> **ABOUT THIS TASK**
Output everything in the data exactly, leaving the pictures out.

> **GIVEN ENTRIES**

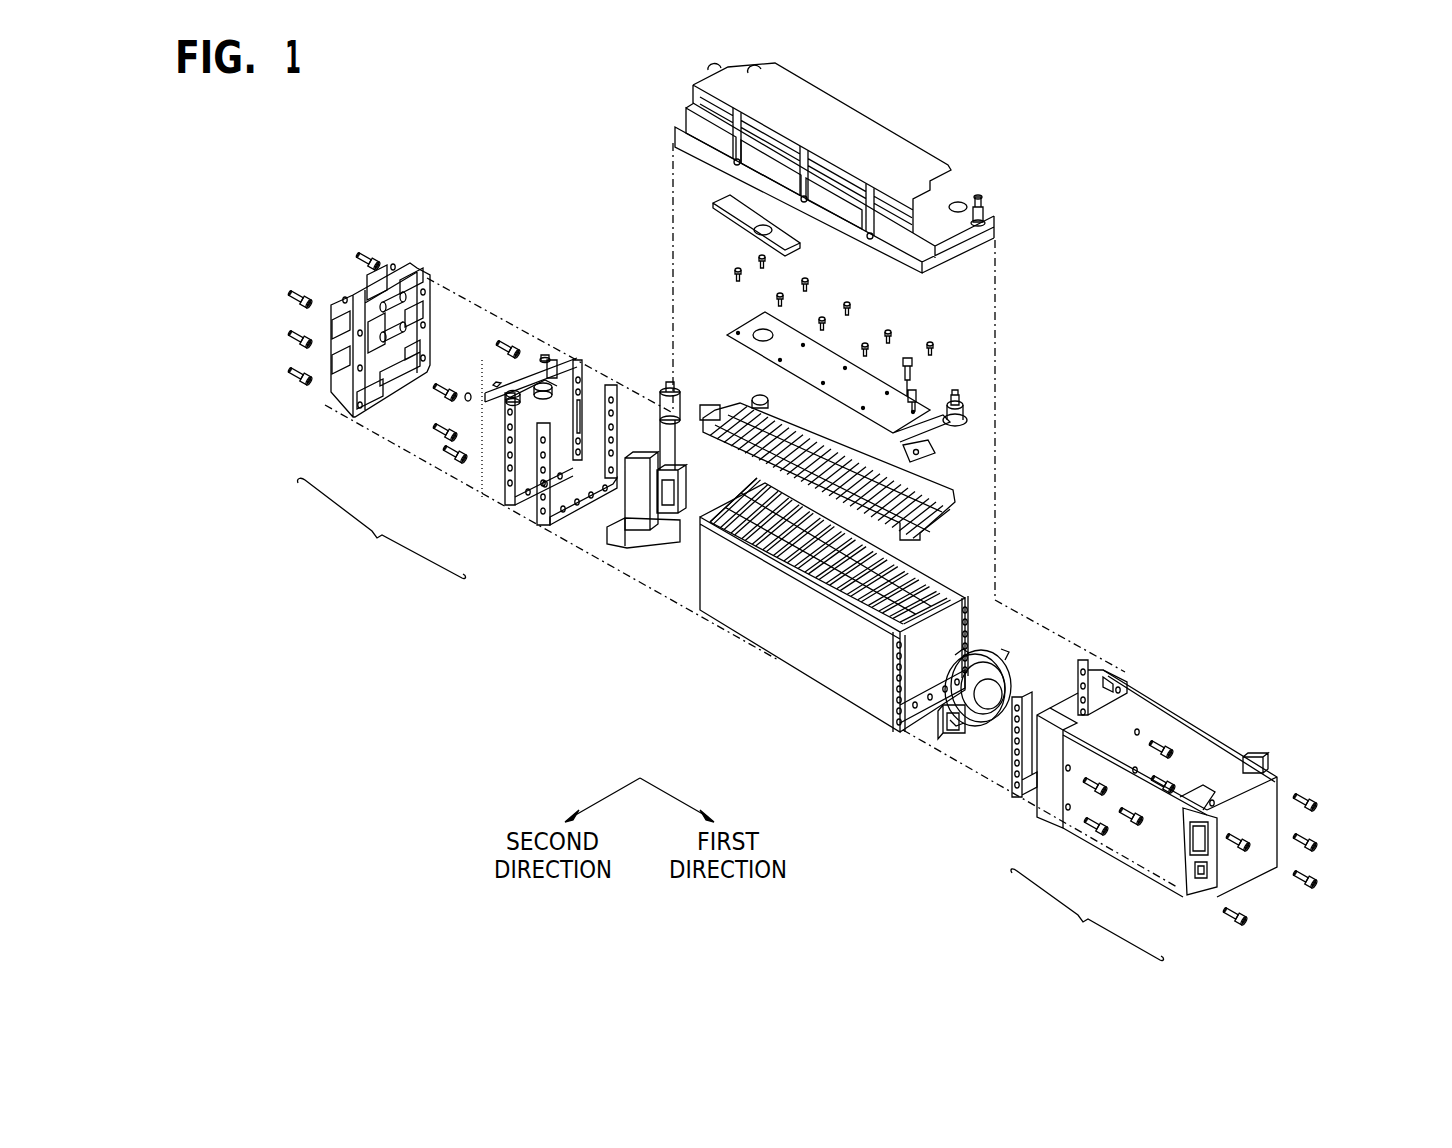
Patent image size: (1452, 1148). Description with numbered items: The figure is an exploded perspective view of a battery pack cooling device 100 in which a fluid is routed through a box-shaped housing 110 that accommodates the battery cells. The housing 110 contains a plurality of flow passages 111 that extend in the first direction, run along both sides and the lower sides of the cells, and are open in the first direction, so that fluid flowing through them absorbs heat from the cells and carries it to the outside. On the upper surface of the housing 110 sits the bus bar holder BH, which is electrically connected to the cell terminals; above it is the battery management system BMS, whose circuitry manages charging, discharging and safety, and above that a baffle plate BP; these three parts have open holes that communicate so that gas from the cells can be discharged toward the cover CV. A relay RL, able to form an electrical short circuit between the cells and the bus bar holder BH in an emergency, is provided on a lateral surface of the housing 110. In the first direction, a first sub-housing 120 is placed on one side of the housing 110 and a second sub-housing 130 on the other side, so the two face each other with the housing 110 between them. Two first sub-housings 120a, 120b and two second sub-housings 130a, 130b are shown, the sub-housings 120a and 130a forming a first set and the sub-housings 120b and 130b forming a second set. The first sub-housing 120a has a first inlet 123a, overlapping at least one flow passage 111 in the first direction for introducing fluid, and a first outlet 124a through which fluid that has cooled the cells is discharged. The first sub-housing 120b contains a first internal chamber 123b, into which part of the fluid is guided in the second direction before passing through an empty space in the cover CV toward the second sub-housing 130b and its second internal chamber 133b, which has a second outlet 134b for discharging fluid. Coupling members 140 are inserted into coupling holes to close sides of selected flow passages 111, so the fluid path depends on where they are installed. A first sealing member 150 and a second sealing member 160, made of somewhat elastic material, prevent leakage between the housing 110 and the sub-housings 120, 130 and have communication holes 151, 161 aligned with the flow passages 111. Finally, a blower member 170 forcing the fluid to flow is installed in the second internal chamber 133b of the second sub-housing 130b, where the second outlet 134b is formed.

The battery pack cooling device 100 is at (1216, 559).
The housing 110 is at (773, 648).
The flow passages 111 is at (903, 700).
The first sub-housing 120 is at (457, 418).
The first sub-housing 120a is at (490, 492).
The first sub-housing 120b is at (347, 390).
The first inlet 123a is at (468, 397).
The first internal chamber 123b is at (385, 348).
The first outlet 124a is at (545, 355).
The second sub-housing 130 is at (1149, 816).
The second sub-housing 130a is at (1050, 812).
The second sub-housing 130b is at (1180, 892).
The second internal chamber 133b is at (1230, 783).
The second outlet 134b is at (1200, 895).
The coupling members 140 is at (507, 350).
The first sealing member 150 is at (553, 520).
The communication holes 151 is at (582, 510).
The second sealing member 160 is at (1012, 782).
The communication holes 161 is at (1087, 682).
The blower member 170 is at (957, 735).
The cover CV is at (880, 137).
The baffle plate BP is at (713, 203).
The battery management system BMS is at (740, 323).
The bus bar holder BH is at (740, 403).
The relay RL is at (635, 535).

> **ANSWER TO THIS TASK**
Patent image size: (1452, 1148). Description with numbered items: The figure is an exploded perspective view of a battery pack cooling device 100 in which a fluid is routed through a box-shaped housing 110 that accommodates the battery cells. The housing 110 contains a plurality of flow passages 111 that extend in the first direction, run along both sides and the lower sides of the cells, and are open in the first direction, so that fluid flowing through them absorbs heat from the cells and carries it to the outside. On the upper surface of the housing 110 sits the bus bar holder BH, which is electrically connected to the cell terminals; above it is the battery management system BMS, whose circuitry manages charging, discharging and safety, and above that a baffle plate BP; these three parts have open holes that communicate so that gas from the cells can be discharged toward the cover CV. A relay RL, able to form an electrical short circuit between the cells and the bus bar holder BH in an emergency, is provided on a lateral surface of the housing 110. In the first direction, a first sub-housing 120 is placed on one side of the housing 110 and a second sub-housing 130 on the other side, so the two face each other with the housing 110 between them. Two first sub-housings 120a, 120b and two second sub-housings 130a, 130b are shown, the sub-housings 120a and 130a forming a first set and the sub-housings 120b and 130b forming a second set. The first sub-housing 120a has a first inlet 123a, overlapping at least one flow passage 111 in the first direction for introducing fluid, and a first outlet 124a through which fluid that has cooled the cells is discharged. The first sub-housing 120b contains a first internal chamber 123b, into which part of the fluid is guided in the second direction before passing through an empty space in the cover CV toward the second sub-housing 130b and its second internal chamber 133b, which has a second outlet 134b for discharging fluid. Coupling members 140 are inserted into coupling holes to close sides of selected flow passages 111, so the fluid path depends on where they are installed. A first sealing member 150 and a second sealing member 160, made of somewhat elastic material, prevent leakage between the housing 110 and the sub-housings 120, 130 and have communication holes 151, 161 aligned with the flow passages 111. Finally, a blower member 170 forcing the fluid to flow is installed in the second internal chamber 133b of the second sub-housing 130b, where the second outlet 134b is formed.

The battery pack cooling device 100 is at (1216, 559).
The housing 110 is at (773, 648).
The flow passages 111 is at (903, 700).
The first sub-housing 120 is at (457, 418).
The first sub-housing 120a is at (490, 492).
The first sub-housing 120b is at (347, 390).
The first inlet 123a is at (468, 397).
The first internal chamber 123b is at (385, 348).
The first outlet 124a is at (545, 355).
The second sub-housing 130 is at (1149, 816).
The second sub-housing 130a is at (1050, 812).
The second sub-housing 130b is at (1180, 892).
The second internal chamber 133b is at (1230, 783).
The second outlet 134b is at (1200, 895).
The coupling members 140 is at (507, 350).
The first sealing member 150 is at (553, 520).
The communication holes 151 is at (582, 510).
The second sealing member 160 is at (1012, 782).
The communication holes 161 is at (1087, 682).
The blower member 170 is at (957, 735).
The cover CV is at (880, 137).
The baffle plate BP is at (713, 203).
The battery management system BMS is at (740, 323).
The bus bar holder BH is at (740, 403).
The relay RL is at (635, 535).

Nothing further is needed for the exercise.